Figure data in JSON
===
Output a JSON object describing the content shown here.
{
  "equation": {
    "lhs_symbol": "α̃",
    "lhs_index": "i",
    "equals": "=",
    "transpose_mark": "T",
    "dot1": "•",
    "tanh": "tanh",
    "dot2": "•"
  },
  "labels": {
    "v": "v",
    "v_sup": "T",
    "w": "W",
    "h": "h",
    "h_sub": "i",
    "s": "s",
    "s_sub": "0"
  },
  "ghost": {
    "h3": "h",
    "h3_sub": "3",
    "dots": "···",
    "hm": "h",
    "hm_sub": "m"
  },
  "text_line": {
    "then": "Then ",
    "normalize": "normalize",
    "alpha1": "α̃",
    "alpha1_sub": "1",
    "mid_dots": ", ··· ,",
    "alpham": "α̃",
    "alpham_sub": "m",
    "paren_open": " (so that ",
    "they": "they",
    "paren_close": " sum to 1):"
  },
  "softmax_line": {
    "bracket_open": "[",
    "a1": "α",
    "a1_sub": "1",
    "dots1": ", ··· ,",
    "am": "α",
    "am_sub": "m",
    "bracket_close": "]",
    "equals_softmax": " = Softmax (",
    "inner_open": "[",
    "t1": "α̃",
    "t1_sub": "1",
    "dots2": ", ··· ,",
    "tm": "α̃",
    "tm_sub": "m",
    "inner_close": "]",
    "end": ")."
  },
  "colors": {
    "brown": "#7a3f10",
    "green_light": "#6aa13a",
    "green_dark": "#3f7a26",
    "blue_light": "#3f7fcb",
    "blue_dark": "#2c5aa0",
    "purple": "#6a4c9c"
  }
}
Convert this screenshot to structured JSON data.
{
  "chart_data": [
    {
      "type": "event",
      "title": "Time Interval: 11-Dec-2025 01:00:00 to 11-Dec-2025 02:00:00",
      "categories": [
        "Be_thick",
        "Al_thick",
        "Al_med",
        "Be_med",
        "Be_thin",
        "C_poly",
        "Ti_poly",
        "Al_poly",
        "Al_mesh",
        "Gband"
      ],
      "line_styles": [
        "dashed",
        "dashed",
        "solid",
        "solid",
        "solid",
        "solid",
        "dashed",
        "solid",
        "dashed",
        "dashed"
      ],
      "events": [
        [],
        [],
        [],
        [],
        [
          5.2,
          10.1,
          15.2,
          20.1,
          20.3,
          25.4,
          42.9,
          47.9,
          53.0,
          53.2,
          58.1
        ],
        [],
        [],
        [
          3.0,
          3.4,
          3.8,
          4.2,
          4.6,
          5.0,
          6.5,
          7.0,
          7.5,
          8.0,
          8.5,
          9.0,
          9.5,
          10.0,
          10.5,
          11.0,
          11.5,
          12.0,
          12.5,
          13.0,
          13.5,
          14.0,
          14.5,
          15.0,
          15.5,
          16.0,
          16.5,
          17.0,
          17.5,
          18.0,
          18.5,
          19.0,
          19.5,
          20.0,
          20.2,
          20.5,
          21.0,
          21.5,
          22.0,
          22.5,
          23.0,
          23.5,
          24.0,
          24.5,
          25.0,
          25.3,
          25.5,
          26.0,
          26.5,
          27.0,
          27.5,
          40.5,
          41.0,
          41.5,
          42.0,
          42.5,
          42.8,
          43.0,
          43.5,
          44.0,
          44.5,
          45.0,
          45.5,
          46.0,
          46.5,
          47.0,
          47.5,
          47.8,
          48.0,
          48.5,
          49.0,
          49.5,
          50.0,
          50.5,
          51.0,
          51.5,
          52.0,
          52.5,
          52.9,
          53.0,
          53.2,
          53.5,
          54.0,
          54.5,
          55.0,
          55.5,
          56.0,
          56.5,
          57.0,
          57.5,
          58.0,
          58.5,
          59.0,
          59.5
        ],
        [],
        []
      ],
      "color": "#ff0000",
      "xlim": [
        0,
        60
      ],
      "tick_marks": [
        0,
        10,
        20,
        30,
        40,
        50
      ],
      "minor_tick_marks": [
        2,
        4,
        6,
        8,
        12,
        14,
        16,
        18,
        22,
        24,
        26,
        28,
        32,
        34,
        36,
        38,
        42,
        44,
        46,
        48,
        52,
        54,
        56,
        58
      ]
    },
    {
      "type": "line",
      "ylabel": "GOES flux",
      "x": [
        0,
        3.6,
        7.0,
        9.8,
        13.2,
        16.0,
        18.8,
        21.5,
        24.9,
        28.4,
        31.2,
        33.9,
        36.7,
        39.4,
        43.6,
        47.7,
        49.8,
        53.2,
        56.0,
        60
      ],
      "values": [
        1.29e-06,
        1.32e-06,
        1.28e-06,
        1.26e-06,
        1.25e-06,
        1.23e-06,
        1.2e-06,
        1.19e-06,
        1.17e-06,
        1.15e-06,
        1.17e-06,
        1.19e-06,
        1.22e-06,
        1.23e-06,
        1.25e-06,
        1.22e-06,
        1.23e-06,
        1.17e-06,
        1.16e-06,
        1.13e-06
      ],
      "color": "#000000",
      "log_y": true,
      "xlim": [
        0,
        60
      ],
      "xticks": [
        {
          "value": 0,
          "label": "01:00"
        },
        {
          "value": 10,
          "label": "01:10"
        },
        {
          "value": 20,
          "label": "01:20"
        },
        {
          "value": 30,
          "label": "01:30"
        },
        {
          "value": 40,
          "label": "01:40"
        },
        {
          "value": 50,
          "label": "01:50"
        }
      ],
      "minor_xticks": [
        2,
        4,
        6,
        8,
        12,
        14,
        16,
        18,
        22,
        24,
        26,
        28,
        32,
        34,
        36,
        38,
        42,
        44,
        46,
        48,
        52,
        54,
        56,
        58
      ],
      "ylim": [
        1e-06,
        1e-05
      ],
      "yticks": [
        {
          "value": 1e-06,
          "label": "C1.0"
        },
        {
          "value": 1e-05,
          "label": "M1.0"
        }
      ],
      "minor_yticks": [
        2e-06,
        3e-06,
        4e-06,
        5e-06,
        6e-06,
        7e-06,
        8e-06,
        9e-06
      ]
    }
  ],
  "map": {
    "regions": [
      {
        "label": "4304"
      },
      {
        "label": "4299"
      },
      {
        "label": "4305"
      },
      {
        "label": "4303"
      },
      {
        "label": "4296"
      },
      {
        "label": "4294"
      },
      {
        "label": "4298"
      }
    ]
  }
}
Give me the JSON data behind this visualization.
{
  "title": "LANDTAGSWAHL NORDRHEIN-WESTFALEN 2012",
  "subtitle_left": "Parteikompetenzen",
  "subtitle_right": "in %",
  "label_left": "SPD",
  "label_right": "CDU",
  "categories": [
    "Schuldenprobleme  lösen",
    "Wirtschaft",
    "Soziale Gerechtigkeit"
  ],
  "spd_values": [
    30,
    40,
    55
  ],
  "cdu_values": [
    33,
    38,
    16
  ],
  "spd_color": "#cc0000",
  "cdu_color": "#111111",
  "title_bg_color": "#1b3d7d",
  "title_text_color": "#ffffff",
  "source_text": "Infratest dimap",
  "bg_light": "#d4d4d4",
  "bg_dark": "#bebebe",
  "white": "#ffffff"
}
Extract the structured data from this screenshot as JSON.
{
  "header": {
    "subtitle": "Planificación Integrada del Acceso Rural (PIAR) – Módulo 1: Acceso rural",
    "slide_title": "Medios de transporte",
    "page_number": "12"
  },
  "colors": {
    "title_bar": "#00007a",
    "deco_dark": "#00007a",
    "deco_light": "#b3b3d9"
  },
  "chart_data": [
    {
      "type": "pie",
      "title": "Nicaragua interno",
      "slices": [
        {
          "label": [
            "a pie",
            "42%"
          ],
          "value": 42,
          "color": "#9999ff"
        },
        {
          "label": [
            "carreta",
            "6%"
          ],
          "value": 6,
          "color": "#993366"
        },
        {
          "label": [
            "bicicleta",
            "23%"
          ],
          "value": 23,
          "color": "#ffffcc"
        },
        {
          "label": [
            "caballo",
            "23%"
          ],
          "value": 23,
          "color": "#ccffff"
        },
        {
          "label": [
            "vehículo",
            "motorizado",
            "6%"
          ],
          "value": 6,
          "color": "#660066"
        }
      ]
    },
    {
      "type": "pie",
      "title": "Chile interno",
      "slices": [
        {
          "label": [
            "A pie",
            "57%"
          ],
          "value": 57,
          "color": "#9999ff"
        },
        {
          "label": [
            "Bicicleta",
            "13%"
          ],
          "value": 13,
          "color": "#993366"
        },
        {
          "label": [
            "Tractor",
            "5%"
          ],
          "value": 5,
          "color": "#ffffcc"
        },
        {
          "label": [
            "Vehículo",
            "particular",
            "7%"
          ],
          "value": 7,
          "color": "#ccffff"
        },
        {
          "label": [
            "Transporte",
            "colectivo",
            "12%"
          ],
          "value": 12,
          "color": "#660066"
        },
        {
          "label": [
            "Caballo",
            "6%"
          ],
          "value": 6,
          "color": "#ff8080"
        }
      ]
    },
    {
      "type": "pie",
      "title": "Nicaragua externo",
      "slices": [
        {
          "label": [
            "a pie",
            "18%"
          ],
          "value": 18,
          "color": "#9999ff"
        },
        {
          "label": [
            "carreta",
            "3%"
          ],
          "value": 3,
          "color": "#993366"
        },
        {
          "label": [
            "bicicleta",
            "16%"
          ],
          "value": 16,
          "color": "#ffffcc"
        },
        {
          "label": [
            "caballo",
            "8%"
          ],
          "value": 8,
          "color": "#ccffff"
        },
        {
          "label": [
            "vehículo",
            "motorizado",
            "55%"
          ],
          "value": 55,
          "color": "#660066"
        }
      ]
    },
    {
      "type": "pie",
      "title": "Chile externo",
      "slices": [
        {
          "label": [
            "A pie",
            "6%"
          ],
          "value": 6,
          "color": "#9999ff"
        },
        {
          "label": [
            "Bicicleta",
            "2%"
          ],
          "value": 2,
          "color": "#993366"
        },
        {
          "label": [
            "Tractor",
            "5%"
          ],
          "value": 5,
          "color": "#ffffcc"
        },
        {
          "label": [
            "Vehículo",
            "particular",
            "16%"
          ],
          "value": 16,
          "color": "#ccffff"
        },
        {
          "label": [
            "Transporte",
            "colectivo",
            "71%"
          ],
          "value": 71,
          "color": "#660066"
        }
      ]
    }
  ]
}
===
Locate the lines above that contain "structured" and copy them.

Convert this screenshot to structured JSON data.
Extract the structured data from this screenshot as JSON.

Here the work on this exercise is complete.